## Short task:
Only a number is wanted: how many lines of the entries include the string "China"?

++++ Data listing

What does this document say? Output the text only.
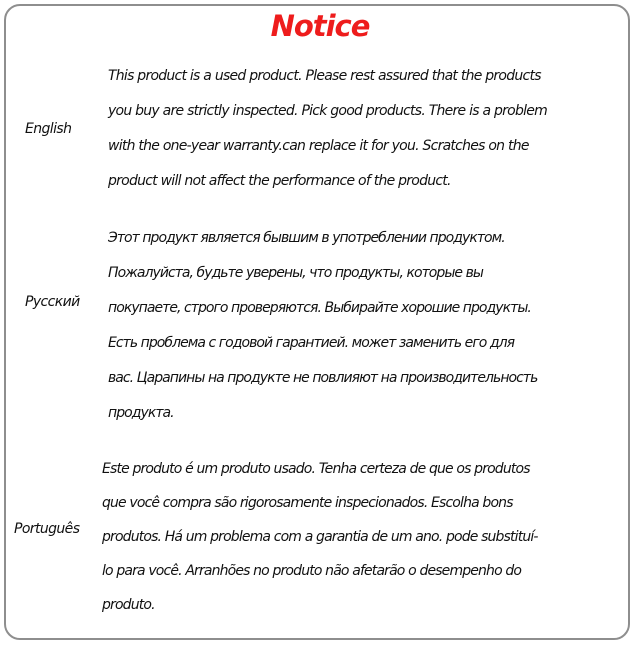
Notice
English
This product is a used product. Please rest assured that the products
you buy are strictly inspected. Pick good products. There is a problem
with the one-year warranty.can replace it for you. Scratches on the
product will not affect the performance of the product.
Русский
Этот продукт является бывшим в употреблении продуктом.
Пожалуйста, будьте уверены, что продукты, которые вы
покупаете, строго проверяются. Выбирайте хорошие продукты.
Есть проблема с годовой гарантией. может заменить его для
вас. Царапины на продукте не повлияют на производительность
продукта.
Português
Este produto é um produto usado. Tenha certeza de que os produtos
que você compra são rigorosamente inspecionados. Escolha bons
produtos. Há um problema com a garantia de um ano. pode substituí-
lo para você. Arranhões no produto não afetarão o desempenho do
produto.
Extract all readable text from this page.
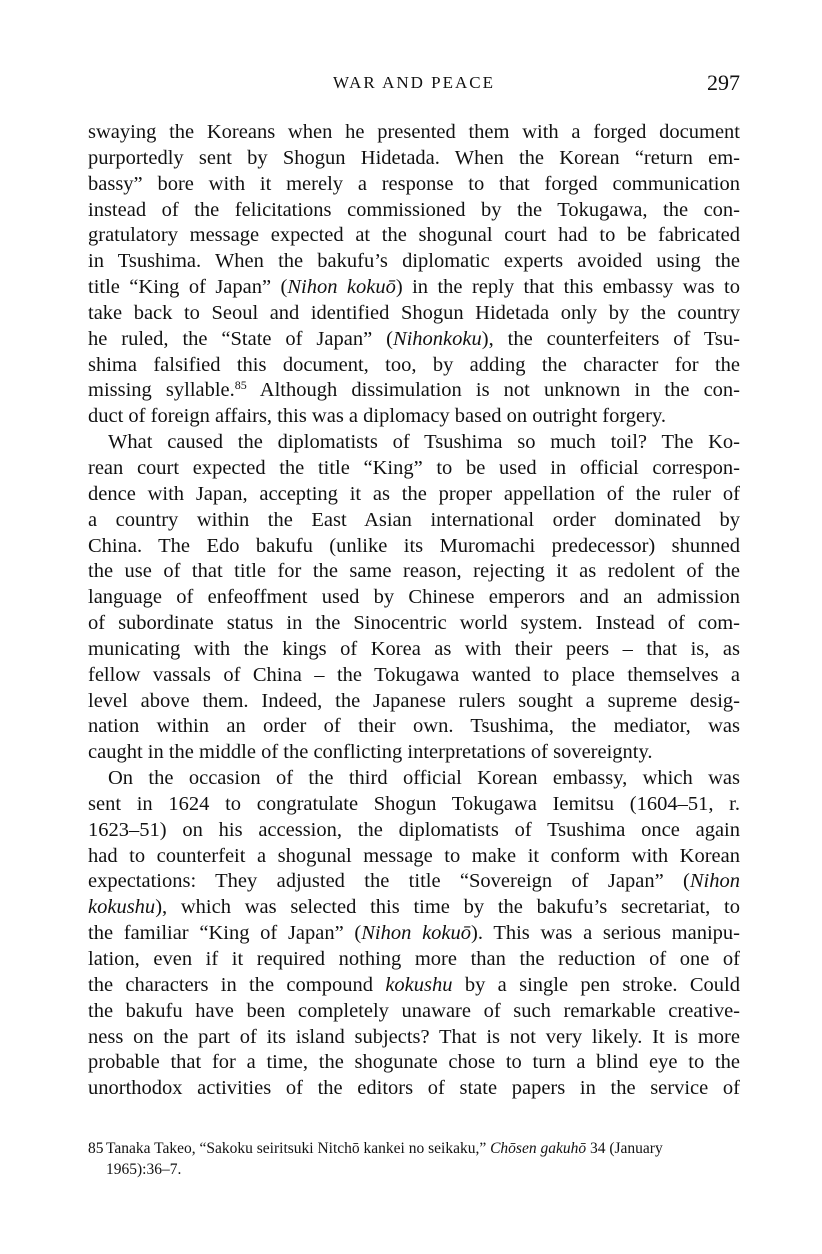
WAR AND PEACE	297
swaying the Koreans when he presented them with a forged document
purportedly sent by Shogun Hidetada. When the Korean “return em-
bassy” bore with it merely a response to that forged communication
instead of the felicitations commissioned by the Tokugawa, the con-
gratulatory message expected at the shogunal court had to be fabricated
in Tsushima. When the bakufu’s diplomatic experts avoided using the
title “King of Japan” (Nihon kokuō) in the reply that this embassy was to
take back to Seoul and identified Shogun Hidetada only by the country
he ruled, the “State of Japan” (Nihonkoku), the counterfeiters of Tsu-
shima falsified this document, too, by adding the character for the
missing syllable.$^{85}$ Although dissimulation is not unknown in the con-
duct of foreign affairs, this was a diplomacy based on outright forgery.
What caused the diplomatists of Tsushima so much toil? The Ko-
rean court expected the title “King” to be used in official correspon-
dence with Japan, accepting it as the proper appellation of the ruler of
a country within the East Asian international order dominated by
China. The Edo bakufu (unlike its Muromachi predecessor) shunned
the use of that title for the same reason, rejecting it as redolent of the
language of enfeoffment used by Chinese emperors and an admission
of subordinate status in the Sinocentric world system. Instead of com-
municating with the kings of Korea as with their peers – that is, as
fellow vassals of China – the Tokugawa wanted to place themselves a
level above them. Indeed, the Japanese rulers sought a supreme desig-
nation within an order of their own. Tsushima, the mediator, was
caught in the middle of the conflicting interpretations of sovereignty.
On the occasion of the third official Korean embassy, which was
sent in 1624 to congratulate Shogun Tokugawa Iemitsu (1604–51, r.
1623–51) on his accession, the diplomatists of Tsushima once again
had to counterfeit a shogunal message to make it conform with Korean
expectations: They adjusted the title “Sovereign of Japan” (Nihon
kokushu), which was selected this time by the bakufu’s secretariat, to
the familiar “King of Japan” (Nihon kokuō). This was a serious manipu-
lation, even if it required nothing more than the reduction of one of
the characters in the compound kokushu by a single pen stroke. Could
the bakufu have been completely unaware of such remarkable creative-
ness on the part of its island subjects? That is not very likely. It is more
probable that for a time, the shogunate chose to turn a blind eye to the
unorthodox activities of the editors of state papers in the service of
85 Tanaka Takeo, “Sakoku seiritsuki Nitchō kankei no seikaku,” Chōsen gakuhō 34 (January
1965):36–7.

++++++++

## Solution to the exercise:
2